#### [DESCRIPTION OF THE TASK]
Output the material exactly, but drop every image it holds.

#### [DATASET]
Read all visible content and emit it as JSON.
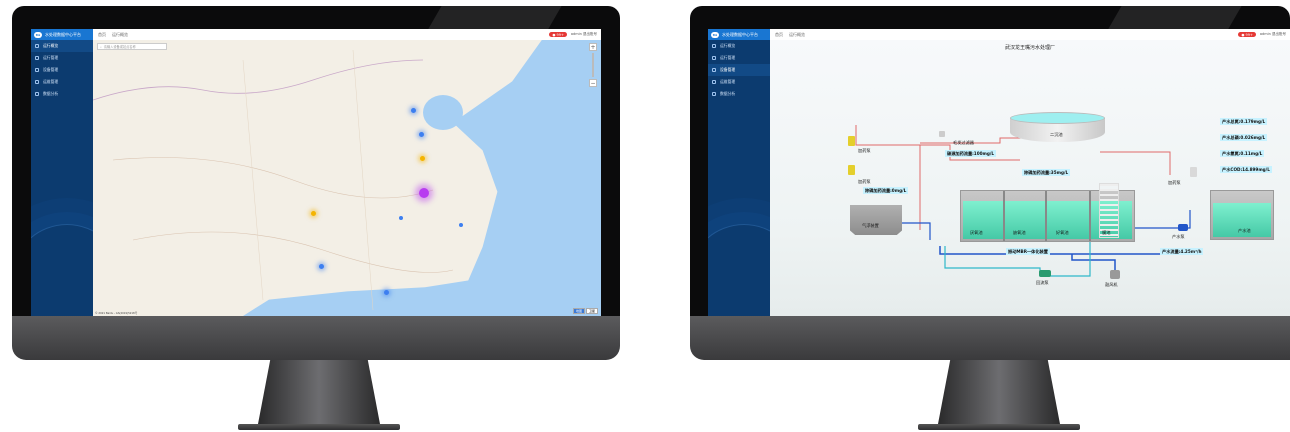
{
  "app": {
    "logo_text": "tlz",
    "title": "水处理数据中心平台",
    "breadcrumb_home": "首页",
    "breadcrumb_current": "运行概览",
    "alert_badge": "● 99+",
    "user_label": "admin 退出账号"
  },
  "sidebar": {
    "items": [
      {
        "label": "运行概览"
      },
      {
        "label": "运行管理"
      },
      {
        "label": "设备管理"
      },
      {
        "label": "运维管理"
      },
      {
        "label": "数据分析"
      }
    ]
  },
  "map": {
    "search_placeholder": "请输入设备或站点名称",
    "zoom_in": "+",
    "zoom_out": "−",
    "type_map": "地图",
    "type_satellite": "卫星",
    "copyright": "© 2021 Baidu - GS(2019)5218号",
    "markers": [
      {
        "color": "#3d7ff0",
        "size": 5
      },
      {
        "color": "#3d7ff0",
        "size": 5
      },
      {
        "color": "#f4b400",
        "size": 5
      },
      {
        "color": "#b83cf0",
        "size": 10
      },
      {
        "color": "#f4b400",
        "size": 5
      },
      {
        "color": "#3d7ff0",
        "size": 4
      },
      {
        "color": "#3d7ff0",
        "size": 4
      },
      {
        "color": "#3d7ff0",
        "size": 5
      },
      {
        "color": "#3d7ff0",
        "size": 5
      }
    ]
  },
  "plant": {
    "title": "武汉龙王嘴污水处理厂",
    "labels": {
      "dosing_pump_1": "加药泵",
      "dosing_pump_2": "加药泵",
      "dosing_pump_3": "加药泵",
      "filter": "毛发过滤器",
      "clarifier": "二沉池",
      "flotation": "气浮装置",
      "anaerobic": "厌氧池",
      "anoxic": "缺氧池",
      "aerobic": "好氧池",
      "membrane": "膜池",
      "mbr": "振动MBR一体化装置",
      "return_pump": "回流泵",
      "blower": "鼓风机",
      "product_pump": "产水泵",
      "product_tank": "产水池"
    },
    "readings": {
      "phosphorus_dose": "除磷加药流量:0mg/L",
      "carbon_dose": "碳源加药流量:100mg/L",
      "pac_dose": "除磷加药流量:35mg/L",
      "total_n": "产水总氮:0.179mg/L",
      "total_p": "产水总磷:0.026mg/L",
      "ammonia": "产水氨氮:0.11mg/L",
      "cod": "产水COD:14.899mg/L",
      "flow": "产水流量:4.25m³/h"
    },
    "colors": {
      "water": "#52d9b4",
      "pipe_blue": "#2155c9",
      "pipe_red": "#e06a6a",
      "pipe_cyan": "#2fb8c9"
    }
  }
}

#### [FULL SOLUTION]
Read all visible content and emit it as JSON.
{
  "app": {
    "logo_text": "tlz",
    "title": "水处理数据中心平台",
    "breadcrumb_home": "首页",
    "breadcrumb_current": "运行概览",
    "alert_badge": "● 99+",
    "user_label": "admin 退出账号"
  },
  "sidebar": {
    "items": [
      {
        "label": "运行概览"
      },
      {
        "label": "运行管理"
      },
      {
        "label": "设备管理"
      },
      {
        "label": "运维管理"
      },
      {
        "label": "数据分析"
      }
    ]
  },
  "map": {
    "search_placeholder": "请输入设备或站点名称",
    "zoom_in": "+",
    "zoom_out": "−",
    "type_map": "地图",
    "type_satellite": "卫星",
    "copyright": "© 2021 Baidu - GS(2019)5218号",
    "markers": [
      {
        "color": "#3d7ff0",
        "size": 5
      },
      {
        "color": "#3d7ff0",
        "size": 5
      },
      {
        "color": "#f4b400",
        "size": 5
      },
      {
        "color": "#b83cf0",
        "size": 10
      },
      {
        "color": "#f4b400",
        "size": 5
      },
      {
        "color": "#3d7ff0",
        "size": 4
      },
      {
        "color": "#3d7ff0",
        "size": 4
      },
      {
        "color": "#3d7ff0",
        "size": 5
      },
      {
        "color": "#3d7ff0",
        "size": 5
      }
    ]
  },
  "plant": {
    "title": "武汉龙王嘴污水处理厂",
    "labels": {
      "dosing_pump_1": "加药泵",
      "dosing_pump_2": "加药泵",
      "dosing_pump_3": "加药泵",
      "filter": "毛发过滤器",
      "clarifier": "二沉池",
      "flotation": "气浮装置",
      "anaerobic": "厌氧池",
      "anoxic": "缺氧池",
      "aerobic": "好氧池",
      "membrane": "膜池",
      "mbr": "振动MBR一体化装置",
      "return_pump": "回流泵",
      "blower": "鼓风机",
      "product_pump": "产水泵",
      "product_tank": "产水池"
    },
    "readings": {
      "phosphorus_dose": "除磷加药流量:0mg/L",
      "carbon_dose": "碳源加药流量:100mg/L",
      "pac_dose": "除磷加药流量:35mg/L",
      "total_n": "产水总氮:0.179mg/L",
      "total_p": "产水总磷:0.026mg/L",
      "ammonia": "产水氨氮:0.11mg/L",
      "cod": "产水COD:14.899mg/L",
      "flow": "产水流量:4.25m³/h"
    },
    "colors": {
      "water": "#52d9b4",
      "pipe_blue": "#2155c9",
      "pipe_red": "#e06a6a",
      "pipe_cyan": "#2fb8c9"
    }
  }
}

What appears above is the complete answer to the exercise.